> **Problem**
Look for "Status" in the listing below. Gather each line that contains it.

(A block of data)
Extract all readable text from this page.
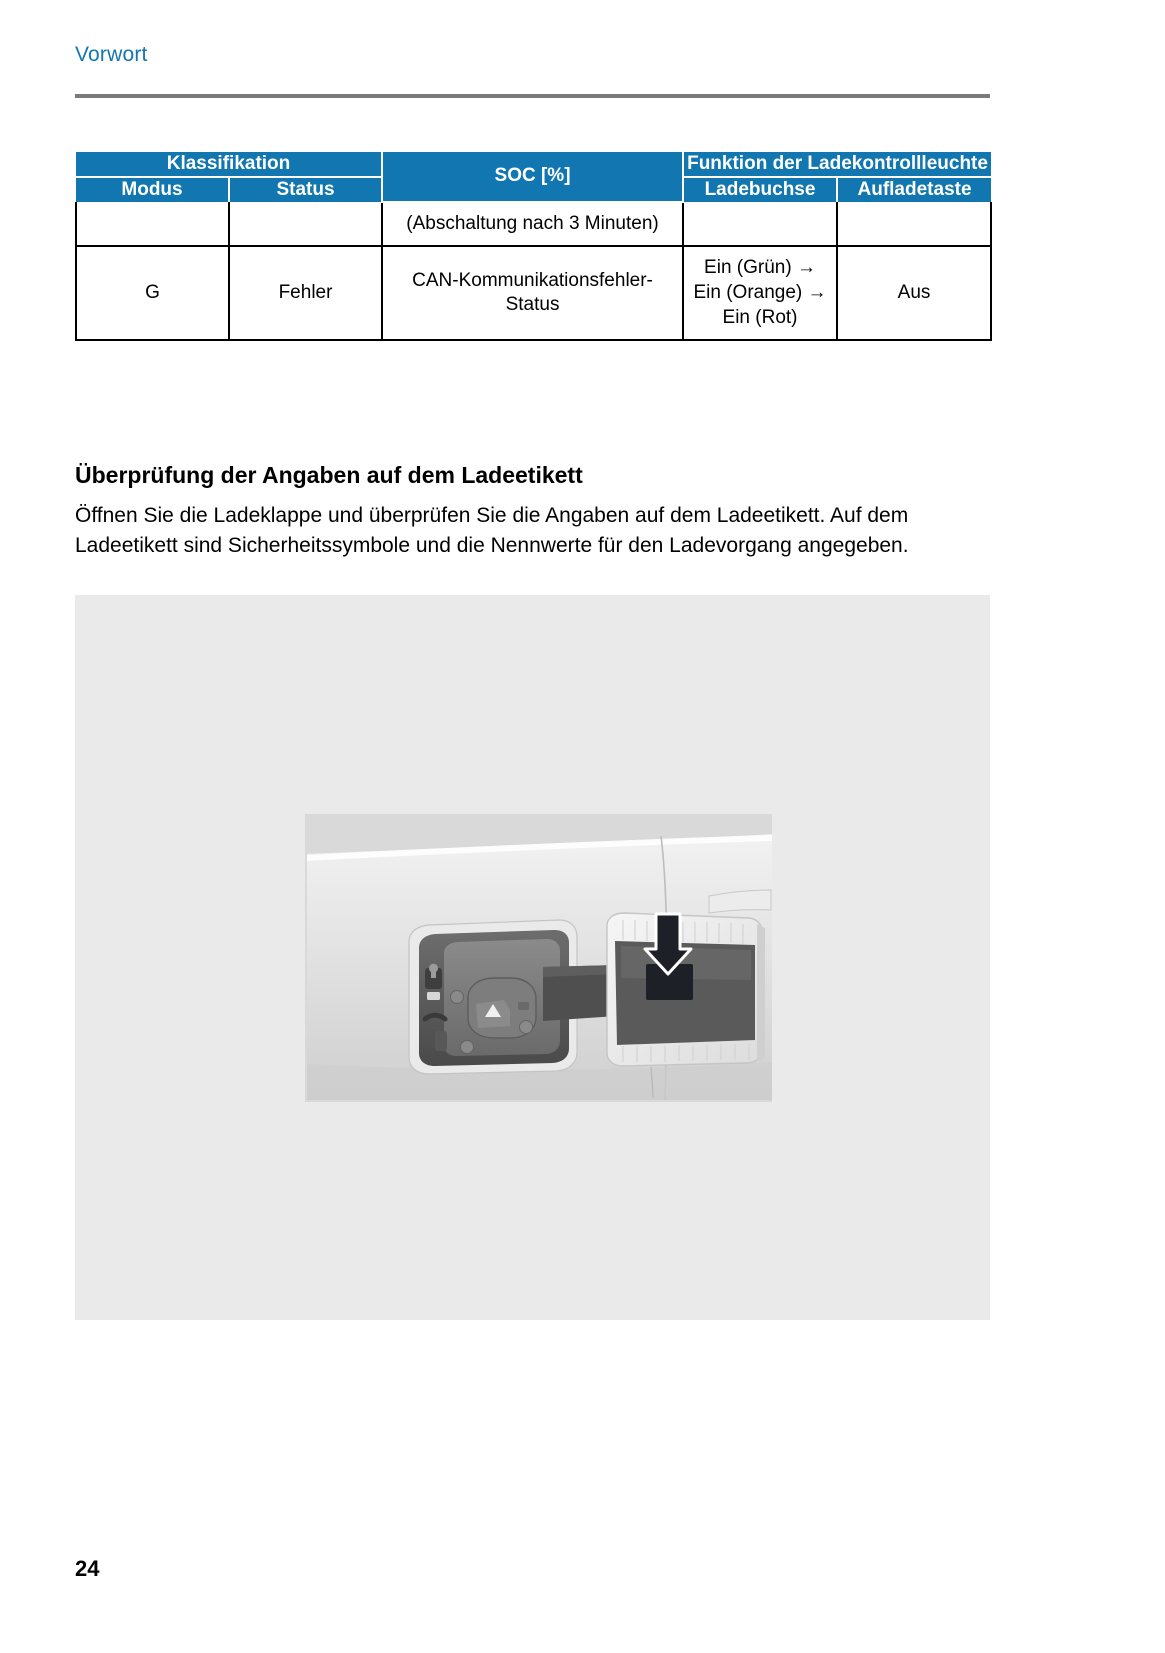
Vorwort
Klassifikation		SOC [%]	Funktion der Ladekontrollleuchte	
Modus	Status		Ladebuchse	Aufladetaste
		(Abschaltung nach 3 Minuten)		
G	Fehler	CAN-Kommunikationsfehler-Status	Ein (Grün) → Ein (Orange) → Ein (Rot)	Aus
Überprüfung der Angaben auf dem Ladeetikett

Öffnen Sie die Ladeklappe und überprüfen Sie die Angaben auf dem Ladeetikett. Auf dem Ladeetikett sind Sicherheitssymbole und die Nennwerte für den Ladevorgang angegeben.

24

> **Written response**
Modus	Status		Ladebuchse	Aufladetaste
G	Fehler	CAN-Kommunikationsfehler-Status	Ein (Grün) → Ein (Orange) → Ein (Rot)	Aus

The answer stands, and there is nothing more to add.